Find "What's the underlying" in the material, then return exactly the line containing it and all lines after it to the end, leaving out pictures.

_Input material:_

* * * * * * * * *

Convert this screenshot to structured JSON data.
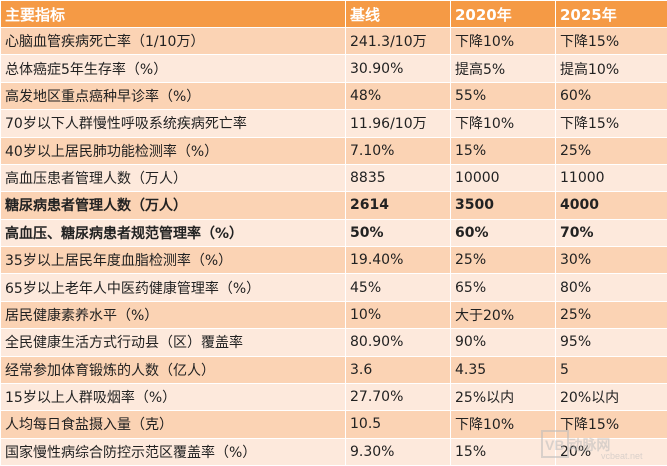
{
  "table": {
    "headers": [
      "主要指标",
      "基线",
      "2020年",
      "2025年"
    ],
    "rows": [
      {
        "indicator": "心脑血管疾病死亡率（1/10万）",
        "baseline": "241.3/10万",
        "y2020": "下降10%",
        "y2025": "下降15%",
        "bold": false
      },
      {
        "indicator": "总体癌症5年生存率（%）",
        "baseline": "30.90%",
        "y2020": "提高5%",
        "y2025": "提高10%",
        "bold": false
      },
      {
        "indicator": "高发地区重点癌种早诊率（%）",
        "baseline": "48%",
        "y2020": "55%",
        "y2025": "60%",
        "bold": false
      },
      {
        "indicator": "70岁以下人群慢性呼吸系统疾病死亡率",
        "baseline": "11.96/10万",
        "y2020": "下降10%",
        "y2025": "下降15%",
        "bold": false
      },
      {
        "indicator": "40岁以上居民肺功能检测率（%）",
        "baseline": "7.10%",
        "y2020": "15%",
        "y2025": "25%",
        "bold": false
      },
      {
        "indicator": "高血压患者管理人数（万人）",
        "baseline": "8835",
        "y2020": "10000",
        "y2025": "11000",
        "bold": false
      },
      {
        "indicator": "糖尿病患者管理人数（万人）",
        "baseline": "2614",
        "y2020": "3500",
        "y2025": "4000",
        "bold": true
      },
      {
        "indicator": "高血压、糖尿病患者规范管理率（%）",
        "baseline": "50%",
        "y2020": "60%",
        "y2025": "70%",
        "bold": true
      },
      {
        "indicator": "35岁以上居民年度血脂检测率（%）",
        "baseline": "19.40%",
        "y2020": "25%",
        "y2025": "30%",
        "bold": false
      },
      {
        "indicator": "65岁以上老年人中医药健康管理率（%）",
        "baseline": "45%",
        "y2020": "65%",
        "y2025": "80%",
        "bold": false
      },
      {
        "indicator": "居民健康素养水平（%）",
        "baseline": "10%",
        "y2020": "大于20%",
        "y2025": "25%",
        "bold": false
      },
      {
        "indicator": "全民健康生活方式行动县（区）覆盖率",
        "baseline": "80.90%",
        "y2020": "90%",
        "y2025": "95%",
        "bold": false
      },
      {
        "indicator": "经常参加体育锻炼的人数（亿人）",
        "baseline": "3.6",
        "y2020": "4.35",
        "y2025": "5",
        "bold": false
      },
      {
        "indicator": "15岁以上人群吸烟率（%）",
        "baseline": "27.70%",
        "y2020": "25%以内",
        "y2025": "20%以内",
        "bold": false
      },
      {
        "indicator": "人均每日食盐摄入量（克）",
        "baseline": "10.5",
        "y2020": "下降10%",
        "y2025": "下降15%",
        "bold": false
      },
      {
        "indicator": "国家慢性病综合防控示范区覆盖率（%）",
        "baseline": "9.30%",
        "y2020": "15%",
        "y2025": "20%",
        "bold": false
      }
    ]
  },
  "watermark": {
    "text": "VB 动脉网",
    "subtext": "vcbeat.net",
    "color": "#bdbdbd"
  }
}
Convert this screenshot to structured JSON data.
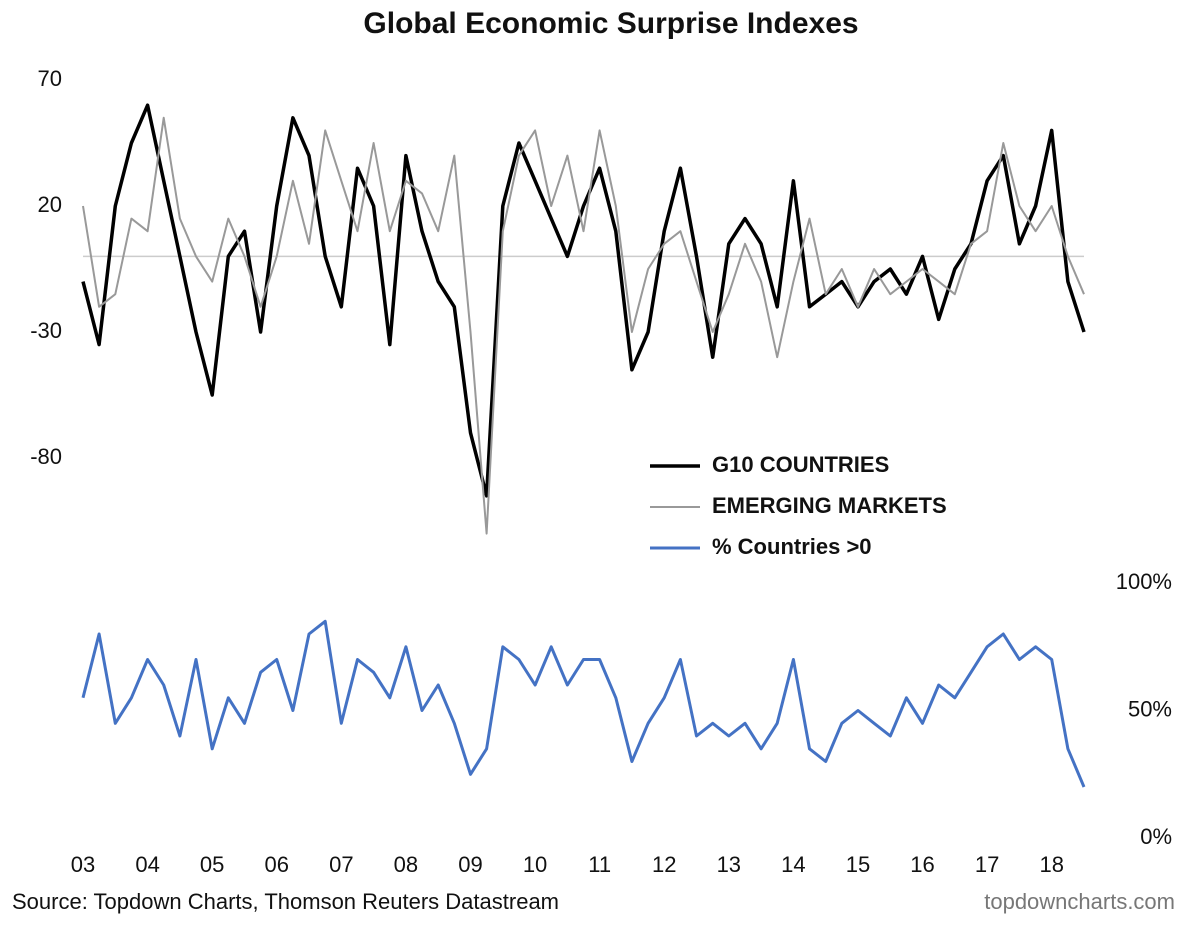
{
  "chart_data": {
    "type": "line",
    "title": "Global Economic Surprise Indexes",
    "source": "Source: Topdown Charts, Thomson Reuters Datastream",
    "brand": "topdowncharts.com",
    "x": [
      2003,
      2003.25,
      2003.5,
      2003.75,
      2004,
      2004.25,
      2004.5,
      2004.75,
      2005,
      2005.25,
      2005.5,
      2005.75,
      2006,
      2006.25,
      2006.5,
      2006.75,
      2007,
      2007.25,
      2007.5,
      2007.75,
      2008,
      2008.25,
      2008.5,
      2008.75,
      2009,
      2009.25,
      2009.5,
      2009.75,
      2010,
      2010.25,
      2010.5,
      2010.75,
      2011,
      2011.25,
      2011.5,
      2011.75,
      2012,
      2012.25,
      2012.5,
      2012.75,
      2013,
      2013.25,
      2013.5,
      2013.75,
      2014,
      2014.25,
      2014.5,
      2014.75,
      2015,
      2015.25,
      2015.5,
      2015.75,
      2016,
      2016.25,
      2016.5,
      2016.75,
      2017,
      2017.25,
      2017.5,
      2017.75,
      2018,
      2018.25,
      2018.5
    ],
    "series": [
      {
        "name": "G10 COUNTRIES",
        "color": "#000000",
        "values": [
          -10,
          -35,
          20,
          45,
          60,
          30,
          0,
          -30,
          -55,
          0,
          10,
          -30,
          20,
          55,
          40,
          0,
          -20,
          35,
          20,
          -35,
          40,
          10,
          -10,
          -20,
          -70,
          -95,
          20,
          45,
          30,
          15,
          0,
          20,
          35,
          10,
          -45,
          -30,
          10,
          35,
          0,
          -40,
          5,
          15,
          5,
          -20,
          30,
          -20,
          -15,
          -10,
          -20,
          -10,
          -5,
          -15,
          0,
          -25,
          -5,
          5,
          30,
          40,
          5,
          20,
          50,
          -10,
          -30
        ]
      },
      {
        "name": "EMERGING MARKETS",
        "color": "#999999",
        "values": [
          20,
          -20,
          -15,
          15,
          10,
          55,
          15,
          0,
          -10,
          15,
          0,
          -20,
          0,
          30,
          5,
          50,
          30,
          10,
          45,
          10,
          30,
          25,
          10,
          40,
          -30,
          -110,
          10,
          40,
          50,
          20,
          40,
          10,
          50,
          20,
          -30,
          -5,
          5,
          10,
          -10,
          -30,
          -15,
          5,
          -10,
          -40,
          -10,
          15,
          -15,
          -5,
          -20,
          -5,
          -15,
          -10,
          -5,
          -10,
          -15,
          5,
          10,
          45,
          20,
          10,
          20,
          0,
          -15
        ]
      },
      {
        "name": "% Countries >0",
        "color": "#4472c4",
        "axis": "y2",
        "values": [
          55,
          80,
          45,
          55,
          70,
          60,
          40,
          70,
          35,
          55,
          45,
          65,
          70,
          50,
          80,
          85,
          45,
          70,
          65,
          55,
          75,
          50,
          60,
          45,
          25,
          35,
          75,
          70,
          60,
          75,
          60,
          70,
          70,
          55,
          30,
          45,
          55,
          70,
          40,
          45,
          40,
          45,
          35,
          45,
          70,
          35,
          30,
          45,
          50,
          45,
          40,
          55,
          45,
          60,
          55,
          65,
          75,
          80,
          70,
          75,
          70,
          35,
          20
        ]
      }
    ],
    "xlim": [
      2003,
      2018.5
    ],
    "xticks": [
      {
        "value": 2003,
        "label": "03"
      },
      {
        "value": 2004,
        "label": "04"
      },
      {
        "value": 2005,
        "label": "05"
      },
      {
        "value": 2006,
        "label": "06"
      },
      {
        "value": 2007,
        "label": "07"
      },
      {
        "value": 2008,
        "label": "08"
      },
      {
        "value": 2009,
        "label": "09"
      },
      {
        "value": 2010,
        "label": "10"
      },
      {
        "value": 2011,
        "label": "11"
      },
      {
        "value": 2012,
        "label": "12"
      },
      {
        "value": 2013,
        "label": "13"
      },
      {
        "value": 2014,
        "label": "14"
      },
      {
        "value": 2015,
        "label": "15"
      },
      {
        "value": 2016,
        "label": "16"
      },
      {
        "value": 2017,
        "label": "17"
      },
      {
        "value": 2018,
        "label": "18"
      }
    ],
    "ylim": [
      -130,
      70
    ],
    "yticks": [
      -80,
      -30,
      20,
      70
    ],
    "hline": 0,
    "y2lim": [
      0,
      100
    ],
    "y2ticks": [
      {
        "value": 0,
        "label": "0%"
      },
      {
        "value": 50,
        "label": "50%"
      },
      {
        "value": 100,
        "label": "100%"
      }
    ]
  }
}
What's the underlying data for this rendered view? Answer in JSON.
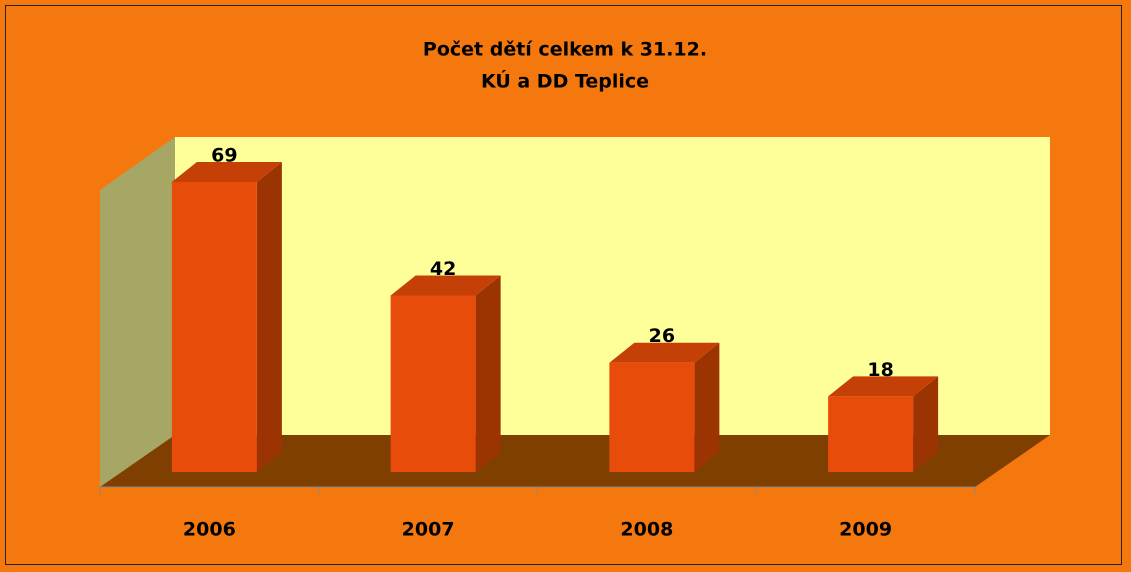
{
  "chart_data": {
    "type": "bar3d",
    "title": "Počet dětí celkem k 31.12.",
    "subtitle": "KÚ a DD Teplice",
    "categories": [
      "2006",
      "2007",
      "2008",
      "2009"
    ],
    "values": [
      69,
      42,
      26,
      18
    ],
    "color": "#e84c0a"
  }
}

* * * * * * * * *

_Response:_
What's the underlying data for this rendered view? Answer in JSON.
{
  "chart_data": {
    "type": "bar3d",
    "title": "Počet dětí celkem k 31.12.",
    "subtitle": "KÚ a DD Teplice",
    "categories": [
      "2006",
      "2007",
      "2008",
      "2009"
    ],
    "values": [
      69,
      42,
      26,
      18
    ],
    "color": "#e84c0a"
  }
}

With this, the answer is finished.